* Given problem:
Collect from the data below each line with "thumbnail".
╭──
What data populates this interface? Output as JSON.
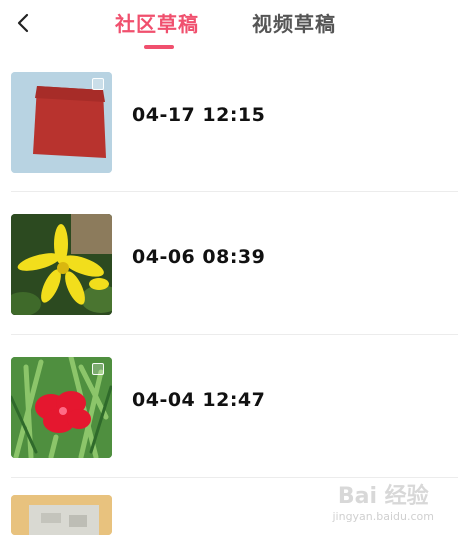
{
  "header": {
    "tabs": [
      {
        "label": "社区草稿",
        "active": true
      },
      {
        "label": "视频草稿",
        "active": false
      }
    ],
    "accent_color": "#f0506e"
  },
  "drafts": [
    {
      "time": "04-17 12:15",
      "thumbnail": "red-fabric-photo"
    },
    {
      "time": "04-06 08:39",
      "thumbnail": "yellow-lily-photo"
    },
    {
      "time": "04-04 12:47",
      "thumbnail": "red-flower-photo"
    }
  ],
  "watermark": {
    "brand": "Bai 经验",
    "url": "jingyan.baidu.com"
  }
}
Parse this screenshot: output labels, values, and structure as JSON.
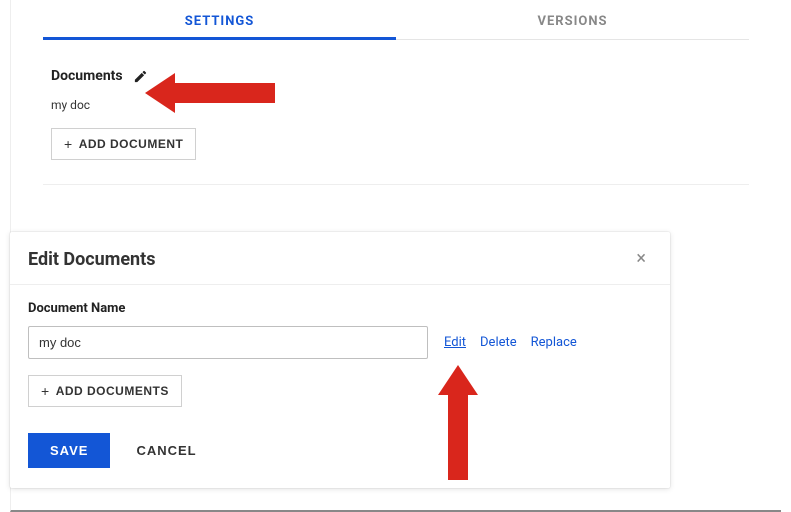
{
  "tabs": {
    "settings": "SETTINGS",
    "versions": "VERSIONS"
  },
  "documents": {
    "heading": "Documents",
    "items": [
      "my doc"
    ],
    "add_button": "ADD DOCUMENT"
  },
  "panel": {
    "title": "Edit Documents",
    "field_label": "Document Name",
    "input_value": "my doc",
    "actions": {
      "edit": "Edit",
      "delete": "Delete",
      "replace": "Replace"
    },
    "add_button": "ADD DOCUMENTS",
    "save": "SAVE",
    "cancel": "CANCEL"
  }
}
╰──
* Solution to this problem:
      "thumbnail": "red-fabric-photo"
      "thumbnail": "yellow-lily-photo"
      "thumbnail": "red-flower-photo"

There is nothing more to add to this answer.